España y Grecia,
una odiosa comparación
Koldo Campos Sagaseta
Hasta se indignaron en el Estado español porque sesudos doctores de las altas y las bajas finanzas europeas, comparasen su salud, afectada de algún recesivo quebranto, con los graves padecimientos que sufre Grecia.
Y la comparación, en verdad, es ofensiva, casi insultante, pero no para el Estado español sino para Grecia, porque en el pabellón de enfermos desahuciados europeos, Grecia es, al menos, el único paciente que registra síntomas de recuperación, el único que expresa su repulsa ante sus seculares dolencias, el único que rechaza el diagnóstico médico que remite al destino el mal que se padece, el único que sabe que está enfermo. Y lo está haciendo saber en la calle, apelando a la lucha y llamando a la huelga.
Mientras tanto, el Estado español, el ofendido por tan odiosa comparación, va y viene por los deteriorados pasillos del hospital continental, arrastrando consigo sus propios sueros ilusorios, por supuesto sostenidos y sustentables, enfermo de pasiva esperanza, de optimismo baldío y para colmo risueño ante la oportuna referencia de otro enfermo al que le han diagnosticado aguda crisis, sólo porque recuperó la lucidez, sólo porque se niega a seguir estando enfermo.

◆ CONJUNTO DE DATOS:
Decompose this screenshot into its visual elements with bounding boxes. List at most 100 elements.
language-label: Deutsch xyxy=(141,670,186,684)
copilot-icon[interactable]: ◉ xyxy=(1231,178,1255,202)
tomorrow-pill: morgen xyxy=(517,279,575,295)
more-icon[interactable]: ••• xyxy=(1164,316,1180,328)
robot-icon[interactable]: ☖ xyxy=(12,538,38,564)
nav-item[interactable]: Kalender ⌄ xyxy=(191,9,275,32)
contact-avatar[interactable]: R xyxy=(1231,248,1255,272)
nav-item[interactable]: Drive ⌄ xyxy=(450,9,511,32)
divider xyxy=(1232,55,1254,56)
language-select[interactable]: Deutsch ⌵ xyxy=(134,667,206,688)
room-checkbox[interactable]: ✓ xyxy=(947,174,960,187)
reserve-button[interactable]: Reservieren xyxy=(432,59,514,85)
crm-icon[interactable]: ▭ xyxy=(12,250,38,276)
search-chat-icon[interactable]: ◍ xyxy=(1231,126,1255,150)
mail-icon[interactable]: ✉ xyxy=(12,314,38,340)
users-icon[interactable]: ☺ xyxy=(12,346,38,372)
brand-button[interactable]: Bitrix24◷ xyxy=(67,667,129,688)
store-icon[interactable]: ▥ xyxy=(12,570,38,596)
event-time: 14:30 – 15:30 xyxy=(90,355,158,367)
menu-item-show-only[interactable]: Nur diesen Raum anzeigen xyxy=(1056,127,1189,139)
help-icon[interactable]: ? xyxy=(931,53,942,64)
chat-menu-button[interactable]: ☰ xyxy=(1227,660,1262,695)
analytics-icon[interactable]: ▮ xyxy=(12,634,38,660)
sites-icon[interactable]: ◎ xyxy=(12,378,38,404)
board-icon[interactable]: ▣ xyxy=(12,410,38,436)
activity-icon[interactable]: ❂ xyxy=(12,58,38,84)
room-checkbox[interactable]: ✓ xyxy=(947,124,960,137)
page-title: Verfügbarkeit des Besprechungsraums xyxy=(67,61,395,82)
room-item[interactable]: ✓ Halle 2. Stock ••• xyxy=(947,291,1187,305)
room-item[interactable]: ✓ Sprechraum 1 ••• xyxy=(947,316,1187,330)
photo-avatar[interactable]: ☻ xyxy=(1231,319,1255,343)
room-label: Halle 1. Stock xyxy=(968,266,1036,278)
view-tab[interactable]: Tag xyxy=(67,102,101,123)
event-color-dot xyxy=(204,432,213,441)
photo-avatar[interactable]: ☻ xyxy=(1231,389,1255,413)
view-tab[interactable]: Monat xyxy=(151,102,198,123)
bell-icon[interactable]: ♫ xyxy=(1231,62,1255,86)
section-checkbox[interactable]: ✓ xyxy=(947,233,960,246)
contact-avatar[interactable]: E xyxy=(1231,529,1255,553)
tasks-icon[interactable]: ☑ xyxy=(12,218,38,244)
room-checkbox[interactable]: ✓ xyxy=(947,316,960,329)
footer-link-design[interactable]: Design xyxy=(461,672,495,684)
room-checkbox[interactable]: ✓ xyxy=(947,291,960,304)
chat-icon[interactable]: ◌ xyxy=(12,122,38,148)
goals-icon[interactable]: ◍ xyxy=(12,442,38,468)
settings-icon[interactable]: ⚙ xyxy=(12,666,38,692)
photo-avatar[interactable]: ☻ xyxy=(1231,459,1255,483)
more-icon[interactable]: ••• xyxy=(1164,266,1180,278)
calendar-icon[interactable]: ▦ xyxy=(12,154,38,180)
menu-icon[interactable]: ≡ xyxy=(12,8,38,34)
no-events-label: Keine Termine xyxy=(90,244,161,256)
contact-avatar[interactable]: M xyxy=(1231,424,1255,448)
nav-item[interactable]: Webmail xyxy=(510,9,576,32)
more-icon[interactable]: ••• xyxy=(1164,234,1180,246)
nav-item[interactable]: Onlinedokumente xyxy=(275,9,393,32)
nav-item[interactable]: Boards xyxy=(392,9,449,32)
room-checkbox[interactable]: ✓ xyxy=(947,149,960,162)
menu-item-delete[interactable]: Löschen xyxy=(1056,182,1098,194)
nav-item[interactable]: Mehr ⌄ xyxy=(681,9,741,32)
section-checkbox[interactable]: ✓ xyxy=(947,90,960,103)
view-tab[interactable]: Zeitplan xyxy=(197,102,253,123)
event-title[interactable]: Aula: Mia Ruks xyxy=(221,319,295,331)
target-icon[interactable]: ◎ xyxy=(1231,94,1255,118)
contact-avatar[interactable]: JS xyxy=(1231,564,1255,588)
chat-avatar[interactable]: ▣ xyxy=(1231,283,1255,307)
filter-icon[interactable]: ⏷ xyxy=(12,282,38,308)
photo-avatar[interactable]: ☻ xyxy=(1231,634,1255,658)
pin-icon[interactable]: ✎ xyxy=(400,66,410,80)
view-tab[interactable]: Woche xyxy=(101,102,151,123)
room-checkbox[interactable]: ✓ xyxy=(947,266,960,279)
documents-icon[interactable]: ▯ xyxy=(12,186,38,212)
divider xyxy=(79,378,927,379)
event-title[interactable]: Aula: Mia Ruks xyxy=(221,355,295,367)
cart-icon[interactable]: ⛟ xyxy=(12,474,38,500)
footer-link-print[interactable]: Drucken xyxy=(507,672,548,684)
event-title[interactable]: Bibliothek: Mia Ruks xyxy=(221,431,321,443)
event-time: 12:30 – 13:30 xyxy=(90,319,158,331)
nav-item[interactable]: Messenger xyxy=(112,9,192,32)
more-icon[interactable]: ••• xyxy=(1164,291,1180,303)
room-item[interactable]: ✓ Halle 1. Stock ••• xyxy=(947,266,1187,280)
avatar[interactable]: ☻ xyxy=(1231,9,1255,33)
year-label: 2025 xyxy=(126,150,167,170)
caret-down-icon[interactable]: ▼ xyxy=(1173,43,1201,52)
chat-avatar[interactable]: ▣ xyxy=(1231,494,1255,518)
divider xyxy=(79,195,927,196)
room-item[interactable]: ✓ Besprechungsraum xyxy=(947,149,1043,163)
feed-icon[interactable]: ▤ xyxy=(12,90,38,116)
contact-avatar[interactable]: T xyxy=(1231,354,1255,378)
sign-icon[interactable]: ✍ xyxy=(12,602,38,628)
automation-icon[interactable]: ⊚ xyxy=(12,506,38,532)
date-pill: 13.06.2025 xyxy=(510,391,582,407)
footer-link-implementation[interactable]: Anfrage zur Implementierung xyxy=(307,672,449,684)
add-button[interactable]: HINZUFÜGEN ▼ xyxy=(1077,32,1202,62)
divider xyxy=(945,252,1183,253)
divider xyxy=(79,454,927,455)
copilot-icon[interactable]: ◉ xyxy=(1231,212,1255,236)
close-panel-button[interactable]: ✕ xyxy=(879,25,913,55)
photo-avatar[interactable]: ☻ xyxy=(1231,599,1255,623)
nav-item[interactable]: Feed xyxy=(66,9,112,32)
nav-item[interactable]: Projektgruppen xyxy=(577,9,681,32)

◆ ENUNCIADO:
Edita el texto sobre España y Grecia: reproduce todo lo que va desde "Y la comparación, en" hasta "a la huelga.", cambiando "pabellón" por "ala".

◆ SOLUCIÓN:
Y la comparación, en verdad, es ofensiva, casi insultante, pero no para el Estado español sino para Grecia, porque en el ala de enfermos desahuciados europeos, Grecia es, al menos, el único paciente que registra síntomas de recuperación, el único que expresa su repulsa ante sus seculares dolencias, el único que rechaza el diagnóstico médico que remite al destino el mal que se padece, el único que sabe que está enfermo. Y lo está haciendo saber en la calle, apelando a la lucha y llamando a la huelga.